Problem description => Exactly as written, please set down all of the entries again, with no pictures.

* Begin Data listing *

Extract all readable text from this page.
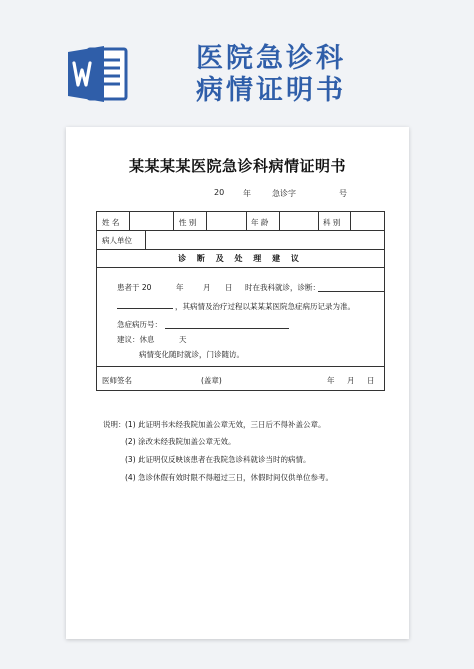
医院急诊科
病情证明书
某某某某医院急诊科病情证明书
20 年	急诊字	号
姓 名	性 别	年 龄	科 别
病人单位
诊 断 及 处 理 建 议
患者于 20	年	月 日 时在我科就诊，诊断：
，其病情及治疗过程以某某某医院急症病历记录为准。
急症病历号：
建议：休息	天
病情变化随时就诊，门诊随访。
医师签名	(盖章)	年 月 日
说明： (1) 此证明书未经我院加盖公章无效，三日后不得补盖公章。
(2) 涂改未经我院加盖公章无效。
(3) 此证明仅反映该患者在我院急诊科就诊当时的病情。
(4) 急诊休假有效时限不得超过三日，休假时间仅供单位参考。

* End Data listing *

Output of the exercise =>
Extract all readable text from this page.
医院急诊科
病情证明书
某某某某医院急诊科病情证明书
20 年	急诊字	号
姓 名	性 别	年 龄	科 别
病人单位
诊 断 及 处 理 建 议
患者于 20	年	月 日 时在我科就诊，诊断：
，其病情及治疗过程以某某某医院急症病历记录为准。
急症病历号：
建议：休息	天
病情变化随时就诊，门诊随访。
医师签名	(盖章)	年 月 日
说明： (1) 此证明书未经我院加盖公章无效，三日后不得补盖公章。
(2) 涂改未经我院加盖公章无效。
(3) 此证明仅反映该患者在我院急诊科就诊当时的病情。
(4) 急诊休假有效时限不得超过三日，休假时间仅供单位参考。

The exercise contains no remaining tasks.